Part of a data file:
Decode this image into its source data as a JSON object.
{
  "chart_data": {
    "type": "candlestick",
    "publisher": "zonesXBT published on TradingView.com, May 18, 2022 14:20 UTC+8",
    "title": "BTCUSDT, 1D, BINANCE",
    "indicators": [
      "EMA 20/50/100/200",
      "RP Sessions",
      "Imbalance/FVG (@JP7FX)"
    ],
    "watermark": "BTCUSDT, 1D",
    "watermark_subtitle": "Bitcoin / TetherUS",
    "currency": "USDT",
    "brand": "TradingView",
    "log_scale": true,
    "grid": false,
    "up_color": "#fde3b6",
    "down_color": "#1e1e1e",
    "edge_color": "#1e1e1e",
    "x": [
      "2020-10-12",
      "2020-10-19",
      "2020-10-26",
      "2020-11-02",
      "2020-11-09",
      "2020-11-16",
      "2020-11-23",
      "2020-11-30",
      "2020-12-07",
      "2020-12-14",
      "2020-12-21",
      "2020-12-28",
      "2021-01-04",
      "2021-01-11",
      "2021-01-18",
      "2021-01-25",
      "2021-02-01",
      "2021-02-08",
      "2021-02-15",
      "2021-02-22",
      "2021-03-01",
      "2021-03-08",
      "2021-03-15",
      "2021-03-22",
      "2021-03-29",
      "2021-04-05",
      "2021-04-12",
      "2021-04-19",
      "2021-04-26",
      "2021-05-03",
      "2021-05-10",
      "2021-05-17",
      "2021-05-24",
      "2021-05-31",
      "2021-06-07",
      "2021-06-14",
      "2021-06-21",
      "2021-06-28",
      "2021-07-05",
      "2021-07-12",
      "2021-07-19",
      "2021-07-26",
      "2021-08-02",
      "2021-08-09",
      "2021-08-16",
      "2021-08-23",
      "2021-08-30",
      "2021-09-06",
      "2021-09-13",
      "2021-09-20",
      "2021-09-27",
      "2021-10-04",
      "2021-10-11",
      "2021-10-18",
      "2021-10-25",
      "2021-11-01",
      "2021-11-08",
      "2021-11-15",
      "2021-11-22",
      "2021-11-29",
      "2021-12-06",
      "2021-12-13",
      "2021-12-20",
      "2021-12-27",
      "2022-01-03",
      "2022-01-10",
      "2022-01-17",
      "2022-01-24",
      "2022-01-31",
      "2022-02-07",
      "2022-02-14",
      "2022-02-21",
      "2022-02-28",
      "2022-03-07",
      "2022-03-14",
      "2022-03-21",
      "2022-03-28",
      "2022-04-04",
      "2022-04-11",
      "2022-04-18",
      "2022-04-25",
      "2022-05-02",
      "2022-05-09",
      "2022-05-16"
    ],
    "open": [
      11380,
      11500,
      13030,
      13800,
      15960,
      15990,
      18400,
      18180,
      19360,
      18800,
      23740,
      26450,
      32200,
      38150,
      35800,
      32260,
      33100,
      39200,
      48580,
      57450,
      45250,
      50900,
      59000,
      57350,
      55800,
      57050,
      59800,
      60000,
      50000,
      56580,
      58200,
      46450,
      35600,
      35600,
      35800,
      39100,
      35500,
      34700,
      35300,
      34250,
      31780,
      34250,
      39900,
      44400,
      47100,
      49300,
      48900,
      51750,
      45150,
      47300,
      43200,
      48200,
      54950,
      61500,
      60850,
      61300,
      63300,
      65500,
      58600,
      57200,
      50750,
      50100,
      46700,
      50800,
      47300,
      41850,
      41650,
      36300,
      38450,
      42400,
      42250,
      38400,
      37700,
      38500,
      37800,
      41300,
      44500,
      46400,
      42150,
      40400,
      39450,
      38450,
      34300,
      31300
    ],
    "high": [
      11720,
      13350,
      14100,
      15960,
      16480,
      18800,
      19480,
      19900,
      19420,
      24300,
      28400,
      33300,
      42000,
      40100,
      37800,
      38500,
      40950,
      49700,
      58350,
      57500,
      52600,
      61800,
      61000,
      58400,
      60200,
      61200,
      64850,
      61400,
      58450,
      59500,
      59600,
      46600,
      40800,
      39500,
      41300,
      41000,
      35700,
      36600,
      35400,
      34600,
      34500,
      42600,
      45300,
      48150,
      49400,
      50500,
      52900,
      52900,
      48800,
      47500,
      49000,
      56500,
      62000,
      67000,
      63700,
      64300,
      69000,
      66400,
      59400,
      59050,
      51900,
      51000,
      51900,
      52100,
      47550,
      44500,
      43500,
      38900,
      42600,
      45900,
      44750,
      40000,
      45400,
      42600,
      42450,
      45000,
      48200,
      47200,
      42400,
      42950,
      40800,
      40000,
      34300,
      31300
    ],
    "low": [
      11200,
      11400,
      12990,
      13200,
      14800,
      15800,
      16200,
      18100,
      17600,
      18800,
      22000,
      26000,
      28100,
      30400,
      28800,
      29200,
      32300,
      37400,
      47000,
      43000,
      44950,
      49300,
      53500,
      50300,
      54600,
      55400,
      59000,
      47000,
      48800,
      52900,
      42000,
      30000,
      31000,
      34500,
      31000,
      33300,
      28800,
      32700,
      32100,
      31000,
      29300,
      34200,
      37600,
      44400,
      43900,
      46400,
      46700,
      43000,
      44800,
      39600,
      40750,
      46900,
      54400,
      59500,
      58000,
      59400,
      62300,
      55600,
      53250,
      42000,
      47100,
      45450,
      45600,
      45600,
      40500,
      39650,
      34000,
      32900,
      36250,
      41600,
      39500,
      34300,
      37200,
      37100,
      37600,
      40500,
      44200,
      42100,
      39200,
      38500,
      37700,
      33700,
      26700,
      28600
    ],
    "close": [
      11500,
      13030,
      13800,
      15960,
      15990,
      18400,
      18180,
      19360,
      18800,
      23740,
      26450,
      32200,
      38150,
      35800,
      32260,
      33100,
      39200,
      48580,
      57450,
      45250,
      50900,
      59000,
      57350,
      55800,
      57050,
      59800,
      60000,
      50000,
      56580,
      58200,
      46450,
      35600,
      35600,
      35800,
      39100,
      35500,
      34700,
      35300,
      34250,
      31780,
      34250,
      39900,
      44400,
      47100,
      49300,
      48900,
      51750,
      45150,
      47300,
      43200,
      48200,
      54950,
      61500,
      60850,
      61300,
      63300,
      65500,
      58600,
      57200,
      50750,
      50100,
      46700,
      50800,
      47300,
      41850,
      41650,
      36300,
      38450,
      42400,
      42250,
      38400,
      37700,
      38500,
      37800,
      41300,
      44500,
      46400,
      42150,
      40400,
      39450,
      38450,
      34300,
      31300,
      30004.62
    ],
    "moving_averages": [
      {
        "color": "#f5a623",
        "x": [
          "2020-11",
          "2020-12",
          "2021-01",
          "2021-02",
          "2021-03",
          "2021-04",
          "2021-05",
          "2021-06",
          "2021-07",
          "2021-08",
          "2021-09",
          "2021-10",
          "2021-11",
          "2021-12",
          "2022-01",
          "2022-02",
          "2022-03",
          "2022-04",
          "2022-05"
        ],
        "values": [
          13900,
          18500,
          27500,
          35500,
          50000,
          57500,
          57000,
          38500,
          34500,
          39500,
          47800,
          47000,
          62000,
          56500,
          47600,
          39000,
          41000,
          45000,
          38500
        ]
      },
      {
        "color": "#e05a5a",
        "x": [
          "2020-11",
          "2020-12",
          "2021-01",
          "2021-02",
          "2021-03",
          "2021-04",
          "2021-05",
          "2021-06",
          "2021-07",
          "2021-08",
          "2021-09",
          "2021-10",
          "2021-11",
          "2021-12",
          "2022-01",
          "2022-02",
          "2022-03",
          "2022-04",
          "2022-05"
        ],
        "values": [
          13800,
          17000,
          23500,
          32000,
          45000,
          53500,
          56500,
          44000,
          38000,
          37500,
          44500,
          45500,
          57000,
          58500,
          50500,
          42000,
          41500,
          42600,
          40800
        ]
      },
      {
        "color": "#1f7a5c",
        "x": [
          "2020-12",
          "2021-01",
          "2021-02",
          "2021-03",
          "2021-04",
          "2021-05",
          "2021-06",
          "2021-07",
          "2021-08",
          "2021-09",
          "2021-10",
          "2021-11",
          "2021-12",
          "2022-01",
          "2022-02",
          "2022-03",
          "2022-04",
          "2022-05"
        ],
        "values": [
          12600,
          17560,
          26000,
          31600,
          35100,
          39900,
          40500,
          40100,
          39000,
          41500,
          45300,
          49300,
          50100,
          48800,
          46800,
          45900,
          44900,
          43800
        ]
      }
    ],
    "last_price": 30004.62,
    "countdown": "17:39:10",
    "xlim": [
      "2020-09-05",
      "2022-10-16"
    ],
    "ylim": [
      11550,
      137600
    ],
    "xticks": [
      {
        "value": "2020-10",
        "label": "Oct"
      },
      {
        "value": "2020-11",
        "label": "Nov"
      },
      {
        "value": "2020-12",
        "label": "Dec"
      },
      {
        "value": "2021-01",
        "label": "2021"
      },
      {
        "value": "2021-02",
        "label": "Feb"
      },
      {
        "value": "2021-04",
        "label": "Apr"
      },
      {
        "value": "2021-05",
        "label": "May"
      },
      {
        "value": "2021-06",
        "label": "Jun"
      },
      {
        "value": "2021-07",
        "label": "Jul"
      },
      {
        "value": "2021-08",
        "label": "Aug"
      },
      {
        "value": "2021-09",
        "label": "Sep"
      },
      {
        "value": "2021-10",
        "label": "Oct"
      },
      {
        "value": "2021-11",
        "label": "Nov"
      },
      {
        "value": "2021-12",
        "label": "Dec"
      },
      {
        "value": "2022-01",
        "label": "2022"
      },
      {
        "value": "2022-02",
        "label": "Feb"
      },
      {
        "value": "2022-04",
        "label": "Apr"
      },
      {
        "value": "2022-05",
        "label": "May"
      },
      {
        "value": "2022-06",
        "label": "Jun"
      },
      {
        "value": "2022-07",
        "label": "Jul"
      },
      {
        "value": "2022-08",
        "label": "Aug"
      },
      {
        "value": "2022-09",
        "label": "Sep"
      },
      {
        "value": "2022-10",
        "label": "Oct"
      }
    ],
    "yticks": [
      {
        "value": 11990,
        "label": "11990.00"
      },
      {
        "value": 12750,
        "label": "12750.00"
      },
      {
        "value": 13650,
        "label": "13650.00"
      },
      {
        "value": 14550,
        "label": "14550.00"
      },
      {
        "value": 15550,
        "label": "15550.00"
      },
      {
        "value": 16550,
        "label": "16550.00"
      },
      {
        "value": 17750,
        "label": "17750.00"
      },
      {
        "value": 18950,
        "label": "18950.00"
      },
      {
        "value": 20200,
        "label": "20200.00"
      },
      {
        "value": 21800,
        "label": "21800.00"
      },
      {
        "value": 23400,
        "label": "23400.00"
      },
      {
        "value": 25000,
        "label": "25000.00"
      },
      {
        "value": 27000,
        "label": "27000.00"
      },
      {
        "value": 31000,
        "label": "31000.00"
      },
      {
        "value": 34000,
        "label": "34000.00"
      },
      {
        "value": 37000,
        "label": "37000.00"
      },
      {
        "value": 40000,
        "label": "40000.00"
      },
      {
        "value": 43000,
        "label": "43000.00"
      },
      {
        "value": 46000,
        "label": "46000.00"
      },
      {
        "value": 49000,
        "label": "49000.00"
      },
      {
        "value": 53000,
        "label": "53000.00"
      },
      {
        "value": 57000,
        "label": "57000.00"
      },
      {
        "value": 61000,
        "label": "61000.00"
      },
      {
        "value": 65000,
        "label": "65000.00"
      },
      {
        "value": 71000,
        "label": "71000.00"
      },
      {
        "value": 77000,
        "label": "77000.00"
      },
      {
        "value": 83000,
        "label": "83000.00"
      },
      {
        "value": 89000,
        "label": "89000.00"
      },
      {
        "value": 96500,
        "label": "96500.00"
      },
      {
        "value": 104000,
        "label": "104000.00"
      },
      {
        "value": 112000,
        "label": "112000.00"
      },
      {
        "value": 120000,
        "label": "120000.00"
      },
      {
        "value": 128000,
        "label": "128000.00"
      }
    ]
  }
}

▶ [Task statement]: Lines containing the word "TradingView" are to be tallied; report only the total.

▶ [Solution for this task]: 2